** Start **

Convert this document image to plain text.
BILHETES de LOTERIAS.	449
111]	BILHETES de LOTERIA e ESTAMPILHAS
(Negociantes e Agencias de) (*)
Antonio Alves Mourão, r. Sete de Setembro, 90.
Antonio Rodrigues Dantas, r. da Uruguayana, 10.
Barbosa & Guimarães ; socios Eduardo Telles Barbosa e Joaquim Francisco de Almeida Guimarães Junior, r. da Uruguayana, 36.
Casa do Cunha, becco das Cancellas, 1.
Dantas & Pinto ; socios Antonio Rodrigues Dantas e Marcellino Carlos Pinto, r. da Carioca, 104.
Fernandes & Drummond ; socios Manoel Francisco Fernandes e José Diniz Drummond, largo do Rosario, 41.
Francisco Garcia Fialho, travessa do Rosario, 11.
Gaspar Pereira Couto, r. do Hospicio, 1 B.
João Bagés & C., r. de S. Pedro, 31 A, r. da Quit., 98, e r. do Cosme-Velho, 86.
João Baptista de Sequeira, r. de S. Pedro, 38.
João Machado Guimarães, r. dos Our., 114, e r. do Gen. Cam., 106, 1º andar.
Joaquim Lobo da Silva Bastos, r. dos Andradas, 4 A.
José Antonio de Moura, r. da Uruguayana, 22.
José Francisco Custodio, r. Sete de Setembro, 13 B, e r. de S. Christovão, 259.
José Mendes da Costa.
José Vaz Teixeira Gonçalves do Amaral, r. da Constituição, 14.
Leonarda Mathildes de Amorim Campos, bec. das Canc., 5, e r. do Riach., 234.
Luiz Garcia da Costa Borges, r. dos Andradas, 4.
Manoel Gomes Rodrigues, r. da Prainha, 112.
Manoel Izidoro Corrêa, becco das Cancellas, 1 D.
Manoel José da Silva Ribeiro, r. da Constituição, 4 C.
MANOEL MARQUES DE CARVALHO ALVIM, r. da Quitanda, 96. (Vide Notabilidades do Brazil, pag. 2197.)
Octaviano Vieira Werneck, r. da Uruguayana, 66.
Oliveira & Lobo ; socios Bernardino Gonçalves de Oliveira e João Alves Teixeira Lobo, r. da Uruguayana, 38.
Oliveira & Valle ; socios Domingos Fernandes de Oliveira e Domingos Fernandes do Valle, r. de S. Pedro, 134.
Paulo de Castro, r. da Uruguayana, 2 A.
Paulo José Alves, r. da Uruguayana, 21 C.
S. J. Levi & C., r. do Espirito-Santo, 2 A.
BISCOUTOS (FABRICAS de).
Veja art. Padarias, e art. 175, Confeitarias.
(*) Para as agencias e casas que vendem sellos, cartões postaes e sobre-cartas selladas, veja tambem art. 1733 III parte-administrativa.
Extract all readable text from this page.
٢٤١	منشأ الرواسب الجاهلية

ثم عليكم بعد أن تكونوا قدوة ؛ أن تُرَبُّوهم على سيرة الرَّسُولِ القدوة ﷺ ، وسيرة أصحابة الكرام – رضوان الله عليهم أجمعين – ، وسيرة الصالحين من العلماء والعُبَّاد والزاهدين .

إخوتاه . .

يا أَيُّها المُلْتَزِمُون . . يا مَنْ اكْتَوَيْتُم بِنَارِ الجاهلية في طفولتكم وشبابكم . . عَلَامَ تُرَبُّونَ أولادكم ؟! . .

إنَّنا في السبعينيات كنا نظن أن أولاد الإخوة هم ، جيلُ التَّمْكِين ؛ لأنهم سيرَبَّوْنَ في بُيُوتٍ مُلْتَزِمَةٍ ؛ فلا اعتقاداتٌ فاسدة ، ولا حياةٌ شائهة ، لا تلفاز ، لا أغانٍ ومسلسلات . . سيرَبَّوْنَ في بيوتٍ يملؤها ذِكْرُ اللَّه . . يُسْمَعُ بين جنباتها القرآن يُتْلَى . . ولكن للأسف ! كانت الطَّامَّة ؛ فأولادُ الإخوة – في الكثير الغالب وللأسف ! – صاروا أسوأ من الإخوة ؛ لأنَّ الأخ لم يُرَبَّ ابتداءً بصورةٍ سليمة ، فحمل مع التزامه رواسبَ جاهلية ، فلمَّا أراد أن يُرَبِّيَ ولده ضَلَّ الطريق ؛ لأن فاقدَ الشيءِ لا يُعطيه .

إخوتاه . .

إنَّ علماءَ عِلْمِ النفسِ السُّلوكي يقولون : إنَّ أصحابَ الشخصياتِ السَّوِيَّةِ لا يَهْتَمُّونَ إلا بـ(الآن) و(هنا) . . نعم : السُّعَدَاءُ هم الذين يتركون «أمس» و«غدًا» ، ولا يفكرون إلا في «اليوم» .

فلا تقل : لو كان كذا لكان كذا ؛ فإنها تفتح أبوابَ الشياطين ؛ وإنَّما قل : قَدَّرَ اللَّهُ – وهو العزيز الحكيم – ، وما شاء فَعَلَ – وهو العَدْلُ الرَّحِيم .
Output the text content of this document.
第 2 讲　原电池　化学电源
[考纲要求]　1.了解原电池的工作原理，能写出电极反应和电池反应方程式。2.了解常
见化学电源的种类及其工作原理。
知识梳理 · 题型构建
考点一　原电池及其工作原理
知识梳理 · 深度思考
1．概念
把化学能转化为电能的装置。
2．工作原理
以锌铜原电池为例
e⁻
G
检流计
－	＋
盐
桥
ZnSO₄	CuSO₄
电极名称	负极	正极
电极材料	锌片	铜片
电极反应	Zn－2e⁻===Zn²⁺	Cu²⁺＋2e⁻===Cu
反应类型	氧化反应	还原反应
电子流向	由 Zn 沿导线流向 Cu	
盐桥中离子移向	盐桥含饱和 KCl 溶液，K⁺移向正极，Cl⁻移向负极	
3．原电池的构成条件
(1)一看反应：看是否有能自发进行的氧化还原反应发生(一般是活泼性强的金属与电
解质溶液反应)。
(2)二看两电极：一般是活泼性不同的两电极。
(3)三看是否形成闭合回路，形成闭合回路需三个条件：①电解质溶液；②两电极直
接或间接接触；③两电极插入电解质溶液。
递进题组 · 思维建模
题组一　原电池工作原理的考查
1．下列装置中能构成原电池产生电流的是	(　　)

** End **

* STATED TASK *
Count the lines in the material above where the string "this" appears, then state only that count.

* TASK RESPONSE *
3